*INFORMATION PROVIDED*
_ _ _ _ _ _ _

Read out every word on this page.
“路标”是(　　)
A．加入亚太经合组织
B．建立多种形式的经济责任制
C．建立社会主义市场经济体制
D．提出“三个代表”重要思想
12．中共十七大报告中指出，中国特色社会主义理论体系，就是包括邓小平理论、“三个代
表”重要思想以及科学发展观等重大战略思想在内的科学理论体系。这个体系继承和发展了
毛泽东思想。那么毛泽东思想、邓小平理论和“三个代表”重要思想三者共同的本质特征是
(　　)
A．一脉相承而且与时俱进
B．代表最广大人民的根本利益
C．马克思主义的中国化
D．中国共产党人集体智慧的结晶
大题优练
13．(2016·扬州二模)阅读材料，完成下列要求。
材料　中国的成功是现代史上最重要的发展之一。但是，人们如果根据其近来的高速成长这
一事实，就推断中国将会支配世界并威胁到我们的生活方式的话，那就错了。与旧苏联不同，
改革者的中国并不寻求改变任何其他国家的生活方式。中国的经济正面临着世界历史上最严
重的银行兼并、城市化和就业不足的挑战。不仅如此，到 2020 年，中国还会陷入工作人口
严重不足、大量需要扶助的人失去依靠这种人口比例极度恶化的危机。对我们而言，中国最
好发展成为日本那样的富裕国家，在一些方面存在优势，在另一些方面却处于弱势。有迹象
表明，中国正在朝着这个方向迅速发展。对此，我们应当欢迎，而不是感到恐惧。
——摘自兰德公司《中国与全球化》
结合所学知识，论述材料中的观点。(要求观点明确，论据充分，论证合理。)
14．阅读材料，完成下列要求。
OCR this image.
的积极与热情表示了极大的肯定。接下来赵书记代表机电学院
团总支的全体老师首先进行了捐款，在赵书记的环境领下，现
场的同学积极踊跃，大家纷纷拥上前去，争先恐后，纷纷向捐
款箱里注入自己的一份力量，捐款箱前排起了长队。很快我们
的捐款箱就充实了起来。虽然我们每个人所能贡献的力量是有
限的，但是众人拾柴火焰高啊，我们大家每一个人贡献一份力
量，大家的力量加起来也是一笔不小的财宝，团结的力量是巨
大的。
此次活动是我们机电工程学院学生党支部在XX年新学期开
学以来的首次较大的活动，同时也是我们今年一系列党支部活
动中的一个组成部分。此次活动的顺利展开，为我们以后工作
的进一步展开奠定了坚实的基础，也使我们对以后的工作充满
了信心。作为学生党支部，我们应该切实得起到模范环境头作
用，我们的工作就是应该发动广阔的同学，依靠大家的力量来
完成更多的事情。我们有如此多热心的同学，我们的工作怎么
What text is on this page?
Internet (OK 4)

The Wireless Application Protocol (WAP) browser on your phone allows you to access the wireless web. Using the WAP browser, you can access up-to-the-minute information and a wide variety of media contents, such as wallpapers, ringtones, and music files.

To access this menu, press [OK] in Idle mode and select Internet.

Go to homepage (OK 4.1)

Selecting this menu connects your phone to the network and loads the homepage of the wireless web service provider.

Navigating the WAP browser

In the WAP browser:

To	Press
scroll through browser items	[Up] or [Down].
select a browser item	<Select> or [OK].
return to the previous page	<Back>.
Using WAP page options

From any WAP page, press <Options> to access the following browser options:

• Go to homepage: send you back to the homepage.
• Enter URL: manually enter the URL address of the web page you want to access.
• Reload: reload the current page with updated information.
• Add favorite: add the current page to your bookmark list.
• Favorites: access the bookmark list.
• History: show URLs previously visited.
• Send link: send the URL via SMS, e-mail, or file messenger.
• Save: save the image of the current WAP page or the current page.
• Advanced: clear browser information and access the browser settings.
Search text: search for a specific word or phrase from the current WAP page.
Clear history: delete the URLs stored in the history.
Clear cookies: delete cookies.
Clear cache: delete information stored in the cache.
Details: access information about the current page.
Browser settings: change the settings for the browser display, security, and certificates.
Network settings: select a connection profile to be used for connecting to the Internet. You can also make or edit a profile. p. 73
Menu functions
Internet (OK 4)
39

_ _ _ _ _ _ _

*WORK REQUIRED*
Print the entries exactly. Include every one.

*ANSWER TO THIS PROBLEM*
Read out every word on this page.
“路标”是(　　)
A．加入亚太经合组织
B．建立多种形式的经济责任制
C．建立社会主义市场经济体制
D．提出“三个代表”重要思想
12．中共十七大报告中指出，中国特色社会主义理论体系，就是包括邓小平理论、“三个代
表”重要思想以及科学发展观等重大战略思想在内的科学理论体系。这个体系继承和发展了
毛泽东思想。那么毛泽东思想、邓小平理论和“三个代表”重要思想三者共同的本质特征是
(　　)
A．一脉相承而且与时俱进
B．代表最广大人民的根本利益
C．马克思主义的中国化
D．中国共产党人集体智慧的结晶
大题优练
13．(2016·扬州二模)阅读材料，完成下列要求。
材料　中国的成功是现代史上最重要的发展之一。但是，人们如果根据其近来的高速成长这
一事实，就推断中国将会支配世界并威胁到我们的生活方式的话，那就错了。与旧苏联不同，
改革者的中国并不寻求改变任何其他国家的生活方式。中国的经济正面临着世界历史上最严
重的银行兼并、城市化和就业不足的挑战。不仅如此，到 2020 年，中国还会陷入工作人口
严重不足、大量需要扶助的人失去依靠这种人口比例极度恶化的危机。对我们而言，中国最
好发展成为日本那样的富裕国家，在一些方面存在优势，在另一些方面却处于弱势。有迹象
表明，中国正在朝着这个方向迅速发展。对此，我们应当欢迎，而不是感到恐惧。
——摘自兰德公司《中国与全球化》
结合所学知识，论述材料中的观点。(要求观点明确，论据充分，论证合理。)
14．阅读材料，完成下列要求。
OCR this image.
的积极与热情表示了极大的肯定。接下来赵书记代表机电学院
团总支的全体老师首先进行了捐款，在赵书记的环境领下，现
场的同学积极踊跃，大家纷纷拥上前去，争先恐后，纷纷向捐
款箱里注入自己的一份力量，捐款箱前排起了长队。很快我们
的捐款箱就充实了起来。虽然我们每个人所能贡献的力量是有
限的，但是众人拾柴火焰高啊，我们大家每一个人贡献一份力
量，大家的力量加起来也是一笔不小的财宝，团结的力量是巨
大的。
此次活动是我们机电工程学院学生党支部在XX年新学期开
学以来的首次较大的活动，同时也是我们今年一系列党支部活
动中的一个组成部分。此次活动的顺利展开，为我们以后工作
的进一步展开奠定了坚实的基础，也使我们对以后的工作充满
了信心。作为学生党支部，我们应该切实得起到模范环境头作
用，我们的工作就是应该发动广阔的同学，依靠大家的力量来
完成更多的事情。我们有如此多热心的同学，我们的工作怎么
What text is on this page?
Internet (OK 4)

The Wireless Application Protocol (WAP) browser on your phone allows you to access the wireless web. Using the WAP browser, you can access up-to-the-minute information and a wide variety of media contents, such as wallpapers, ringtones, and music files.

To access this menu, press [OK] in Idle mode and select Internet.

Go to homepage (OK 4.1)

Selecting this menu connects your phone to the network and loads the homepage of the wireless web service provider.

Navigating the WAP browser

In the WAP browser:

To	Press
scroll through browser items	[Up] or [Down].
select a browser item	<Select> or [OK].
return to the previous page	<Back>.
Using WAP page options

From any WAP page, press <Options> to access the following browser options:

• Go to homepage: send you back to the homepage.
• Enter URL: manually enter the URL address of the web page you want to access.
• Reload: reload the current page with updated information.
• Add favorite: add the current page to your bookmark list.
• Favorites: access the bookmark list.
• History: show URLs previously visited.
• Send link: send the URL via SMS, e-mail, or file messenger.
• Save: save the image of the current WAP page or the current page.
• Advanced: clear browser information and access the browser settings.
Search text: search for a specific word or phrase from the current WAP page.
Clear history: delete the URLs stored in the history.
Clear cookies: delete cookies.
Clear cache: delete information stored in the cache.
Details: access information about the current page.
Browser settings: change the settings for the browser display, security, and certificates.
Network settings: select a connection profile to be used for connecting to the Internet. You can also make or edit a profile. p. 73
Menu functions
Internet (OK 4)
39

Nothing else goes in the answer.